OBJECTIVE:
Make an exact copy of all the records.

DATA EXTRACT:
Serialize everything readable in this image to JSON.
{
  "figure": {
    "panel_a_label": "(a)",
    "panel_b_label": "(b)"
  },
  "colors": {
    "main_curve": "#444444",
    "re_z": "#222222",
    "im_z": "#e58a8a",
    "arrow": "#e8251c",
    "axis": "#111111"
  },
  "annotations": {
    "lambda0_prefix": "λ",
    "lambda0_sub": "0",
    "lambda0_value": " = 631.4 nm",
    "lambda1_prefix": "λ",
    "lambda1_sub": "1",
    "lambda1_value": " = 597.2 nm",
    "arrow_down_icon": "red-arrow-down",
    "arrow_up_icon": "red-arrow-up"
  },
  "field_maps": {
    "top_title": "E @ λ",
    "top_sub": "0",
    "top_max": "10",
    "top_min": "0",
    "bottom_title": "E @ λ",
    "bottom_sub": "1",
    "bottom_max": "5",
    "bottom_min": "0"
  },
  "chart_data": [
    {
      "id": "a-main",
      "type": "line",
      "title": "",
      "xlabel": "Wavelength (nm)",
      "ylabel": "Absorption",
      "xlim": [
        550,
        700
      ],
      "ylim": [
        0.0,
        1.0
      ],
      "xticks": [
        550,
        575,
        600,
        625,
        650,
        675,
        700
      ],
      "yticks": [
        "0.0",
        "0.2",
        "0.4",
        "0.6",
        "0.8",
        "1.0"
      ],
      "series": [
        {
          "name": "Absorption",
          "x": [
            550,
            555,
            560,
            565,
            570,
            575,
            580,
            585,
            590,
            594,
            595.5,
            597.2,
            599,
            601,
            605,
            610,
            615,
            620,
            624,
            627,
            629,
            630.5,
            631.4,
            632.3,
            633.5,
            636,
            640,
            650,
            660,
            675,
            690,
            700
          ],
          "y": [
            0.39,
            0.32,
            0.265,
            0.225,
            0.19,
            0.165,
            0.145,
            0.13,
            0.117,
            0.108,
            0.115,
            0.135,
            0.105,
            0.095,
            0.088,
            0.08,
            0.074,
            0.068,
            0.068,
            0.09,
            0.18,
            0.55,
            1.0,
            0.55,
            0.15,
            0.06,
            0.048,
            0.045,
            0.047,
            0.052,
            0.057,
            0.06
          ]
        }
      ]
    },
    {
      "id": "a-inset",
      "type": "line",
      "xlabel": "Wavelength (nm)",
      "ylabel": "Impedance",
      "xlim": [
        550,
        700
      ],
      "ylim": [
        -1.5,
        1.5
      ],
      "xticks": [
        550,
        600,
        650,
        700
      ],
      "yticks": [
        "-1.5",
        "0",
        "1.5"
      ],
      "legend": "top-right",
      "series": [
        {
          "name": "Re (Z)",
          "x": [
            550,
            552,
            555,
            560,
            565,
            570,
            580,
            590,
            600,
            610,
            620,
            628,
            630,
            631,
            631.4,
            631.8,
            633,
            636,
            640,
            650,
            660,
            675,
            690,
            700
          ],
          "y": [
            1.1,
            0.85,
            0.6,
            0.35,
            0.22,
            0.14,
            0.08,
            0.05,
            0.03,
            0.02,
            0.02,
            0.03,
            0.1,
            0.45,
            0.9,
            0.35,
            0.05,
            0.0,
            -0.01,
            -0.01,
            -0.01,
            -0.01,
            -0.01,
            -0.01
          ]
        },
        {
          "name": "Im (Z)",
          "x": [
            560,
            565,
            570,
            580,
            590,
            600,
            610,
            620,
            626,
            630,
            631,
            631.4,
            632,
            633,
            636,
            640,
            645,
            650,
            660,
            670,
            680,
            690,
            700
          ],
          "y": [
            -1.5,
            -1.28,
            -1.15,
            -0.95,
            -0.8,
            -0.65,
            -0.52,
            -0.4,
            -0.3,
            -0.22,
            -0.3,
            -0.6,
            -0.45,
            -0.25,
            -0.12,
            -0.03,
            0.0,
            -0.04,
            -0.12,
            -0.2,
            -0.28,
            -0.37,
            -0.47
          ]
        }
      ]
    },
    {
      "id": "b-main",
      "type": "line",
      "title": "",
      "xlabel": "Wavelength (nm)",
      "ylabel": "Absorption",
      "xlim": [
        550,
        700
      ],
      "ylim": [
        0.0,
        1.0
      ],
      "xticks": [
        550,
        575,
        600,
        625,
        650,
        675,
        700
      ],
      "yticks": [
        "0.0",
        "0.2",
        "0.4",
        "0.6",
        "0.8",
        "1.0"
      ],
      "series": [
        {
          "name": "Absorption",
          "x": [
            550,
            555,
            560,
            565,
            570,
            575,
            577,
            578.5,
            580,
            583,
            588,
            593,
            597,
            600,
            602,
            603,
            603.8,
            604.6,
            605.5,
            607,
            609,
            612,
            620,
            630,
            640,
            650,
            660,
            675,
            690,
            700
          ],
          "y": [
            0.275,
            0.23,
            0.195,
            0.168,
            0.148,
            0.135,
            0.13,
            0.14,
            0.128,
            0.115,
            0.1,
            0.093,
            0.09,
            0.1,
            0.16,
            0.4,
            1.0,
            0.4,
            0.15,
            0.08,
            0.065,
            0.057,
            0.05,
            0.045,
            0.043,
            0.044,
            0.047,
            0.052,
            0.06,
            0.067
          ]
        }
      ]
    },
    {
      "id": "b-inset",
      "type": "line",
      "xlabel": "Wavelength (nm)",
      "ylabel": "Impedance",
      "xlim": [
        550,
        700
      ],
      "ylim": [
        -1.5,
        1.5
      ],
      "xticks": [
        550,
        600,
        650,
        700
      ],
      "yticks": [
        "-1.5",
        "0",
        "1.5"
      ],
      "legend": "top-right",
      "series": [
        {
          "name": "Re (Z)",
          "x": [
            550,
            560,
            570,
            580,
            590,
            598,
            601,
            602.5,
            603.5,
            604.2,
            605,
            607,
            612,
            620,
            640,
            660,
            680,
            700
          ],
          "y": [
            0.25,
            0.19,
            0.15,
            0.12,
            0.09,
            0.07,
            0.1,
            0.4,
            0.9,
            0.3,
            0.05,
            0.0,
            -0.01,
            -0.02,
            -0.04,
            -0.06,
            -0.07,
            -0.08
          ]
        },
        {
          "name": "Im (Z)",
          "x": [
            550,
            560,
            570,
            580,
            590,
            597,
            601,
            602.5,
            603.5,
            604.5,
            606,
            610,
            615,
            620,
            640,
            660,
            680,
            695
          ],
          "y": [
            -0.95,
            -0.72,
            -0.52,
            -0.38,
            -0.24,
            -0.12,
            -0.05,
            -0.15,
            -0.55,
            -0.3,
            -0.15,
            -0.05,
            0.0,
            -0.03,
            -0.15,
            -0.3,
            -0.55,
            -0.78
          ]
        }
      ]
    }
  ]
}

TASK RESPONSE:
Serialize everything readable in this image to JSON.
{
  "figure": {
    "panel_a_label": "(a)",
    "panel_b_label": "(b)"
  },
  "colors": {
    "main_curve": "#444444",
    "re_z": "#222222",
    "im_z": "#e58a8a",
    "arrow": "#e8251c",
    "axis": "#111111"
  },
  "annotations": {
    "lambda0_prefix": "λ",
    "lambda0_sub": "0",
    "lambda0_value": " = 631.4 nm",
    "lambda1_prefix": "λ",
    "lambda1_sub": "1",
    "lambda1_value": " = 597.2 nm",
    "arrow_down_icon": "red-arrow-down",
    "arrow_up_icon": "red-arrow-up"
  },
  "field_maps": {
    "top_title": "E @ λ",
    "top_sub": "0",
    "top_max": "10",
    "top_min": "0",
    "bottom_title": "E @ λ",
    "bottom_sub": "1",
    "bottom_max": "5",
    "bottom_min": "0"
  },
  "chart_data": [
    {
      "id": "a-main",
      "type": "line",
      "title": "",
      "xlabel": "Wavelength (nm)",
      "ylabel": "Absorption",
      "xlim": [
        550,
        700
      ],
      "ylim": [
        0.0,
        1.0
      ],
      "xticks": [
        550,
        575,
        600,
        625,
        650,
        675,
        700
      ],
      "yticks": [
        "0.0",
        "0.2",
        "0.4",
        "0.6",
        "0.8",
        "1.0"
      ],
      "series": [
        {
          "name": "Absorption",
          "x": [
            550,
            555,
            560,
            565,
            570,
            575,
            580,
            585,
            590,
            594,
            595.5,
            597.2,
            599,
            601,
            605,
            610,
            615,
            620,
            624,
            627,
            629,
            630.5,
            631.4,
            632.3,
            633.5,
            636,
            640,
            650,
            660,
            675,
            690,
            700
          ],
          "y": [
            0.39,
            0.32,
            0.265,
            0.225,
            0.19,
            0.165,
            0.145,
            0.13,
            0.117,
            0.108,
            0.115,
            0.135,
            0.105,
            0.095,
            0.088,
            0.08,
            0.074,
            0.068,
            0.068,
            0.09,
            0.18,
            0.55,
            1.0,
            0.55,
            0.15,
            0.06,
            0.048,
            0.045,
            0.047,
            0.052,
            0.057,
            0.06
          ]
        }
      ]
    },
    {
      "id": "a-inset",
      "type": "line",
      "xlabel": "Wavelength (nm)",
      "ylabel": "Impedance",
      "xlim": [
        550,
        700
      ],
      "ylim": [
        -1.5,
        1.5
      ],
      "xticks": [
        550,
        600,
        650,
        700
      ],
      "yticks": [
        "-1.5",
        "0",
        "1.5"
      ],
      "legend": "top-right",
      "series": [
        {
          "name": "Re (Z)",
          "x": [
            550,
            552,
            555,
            560,
            565,
            570,
            580,
            590,
            600,
            610,
            620,
            628,
            630,
            631,
            631.4,
            631.8,
            633,
            636,
            640,
            650,
            660,
            675,
            690,
            700
          ],
          "y": [
            1.1,
            0.85,
            0.6,
            0.35,
            0.22,
            0.14,
            0.08,
            0.05,
            0.03,
            0.02,
            0.02,
            0.03,
            0.1,
            0.45,
            0.9,
            0.35,
            0.05,
            0.0,
            -0.01,
            -0.01,
            -0.01,
            -0.01,
            -0.01,
            -0.01
          ]
        },
        {
          "name": "Im (Z)",
          "x": [
            560,
            565,
            570,
            580,
            590,
            600,
            610,
            620,
            626,
            630,
            631,
            631.4,
            632,
            633,
            636,
            640,
            645,
            650,
            660,
            670,
            680,
            690,
            700
          ],
          "y": [
            -1.5,
            -1.28,
            -1.15,
            -0.95,
            -0.8,
            -0.65,
            -0.52,
            -0.4,
            -0.3,
            -0.22,
            -0.3,
            -0.6,
            -0.45,
            -0.25,
            -0.12,
            -0.03,
            0.0,
            -0.04,
            -0.12,
            -0.2,
            -0.28,
            -0.37,
            -0.47
          ]
        }
      ]
    },
    {
      "id": "b-main",
      "type": "line",
      "title": "",
      "xlabel": "Wavelength (nm)",
      "ylabel": "Absorption",
      "xlim": [
        550,
        700
      ],
      "ylim": [
        0.0,
        1.0
      ],
      "xticks": [
        550,
        575,
        600,
        625,
        650,
        675,
        700
      ],
      "yticks": [
        "0.0",
        "0.2",
        "0.4",
        "0.6",
        "0.8",
        "1.0"
      ],
      "series": [
        {
          "name": "Absorption",
          "x": [
            550,
            555,
            560,
            565,
            570,
            575,
            577,
            578.5,
            580,
            583,
            588,
            593,
            597,
            600,
            602,
            603,
            603.8,
            604.6,
            605.5,
            607,
            609,
            612,
            620,
            630,
            640,
            650,
            660,
            675,
            690,
            700
          ],
          "y": [
            0.275,
            0.23,
            0.195,
            0.168,
            0.148,
            0.135,
            0.13,
            0.14,
            0.128,
            0.115,
            0.1,
            0.093,
            0.09,
            0.1,
            0.16,
            0.4,
            1.0,
            0.4,
            0.15,
            0.08,
            0.065,
            0.057,
            0.05,
            0.045,
            0.043,
            0.044,
            0.047,
            0.052,
            0.06,
            0.067
          ]
        }
      ]
    },
    {
      "id": "b-inset",
      "type": "line",
      "xlabel": "Wavelength (nm)",
      "ylabel": "Impedance",
      "xlim": [
        550,
        700
      ],
      "ylim": [
        -1.5,
        1.5
      ],
      "xticks": [
        550,
        600,
        650,
        700
      ],
      "yticks": [
        "-1.5",
        "0",
        "1.5"
      ],
      "legend": "top-right",
      "series": [
        {
          "name": "Re (Z)",
          "x": [
            550,
            560,
            570,
            580,
            590,
            598,
            601,
            602.5,
            603.5,
            604.2,
            605,
            607,
            612,
            620,
            640,
            660,
            680,
            700
          ],
          "y": [
            0.25,
            0.19,
            0.15,
            0.12,
            0.09,
            0.07,
            0.1,
            0.4,
            0.9,
            0.3,
            0.05,
            0.0,
            -0.01,
            -0.02,
            -0.04,
            -0.06,
            -0.07,
            -0.08
          ]
        },
        {
          "name": "Im (Z)",
          "x": [
            550,
            560,
            570,
            580,
            590,
            597,
            601,
            602.5,
            603.5,
            604.5,
            606,
            610,
            615,
            620,
            640,
            660,
            680,
            695
          ],
          "y": [
            -0.95,
            -0.72,
            -0.52,
            -0.38,
            -0.24,
            -0.12,
            -0.05,
            -0.15,
            -0.55,
            -0.3,
            -0.15,
            -0.05,
            0.0,
            -0.03,
            -0.15,
            -0.3,
            -0.55,
            -0.78
          ]
        }
      ]
    }
  ]
}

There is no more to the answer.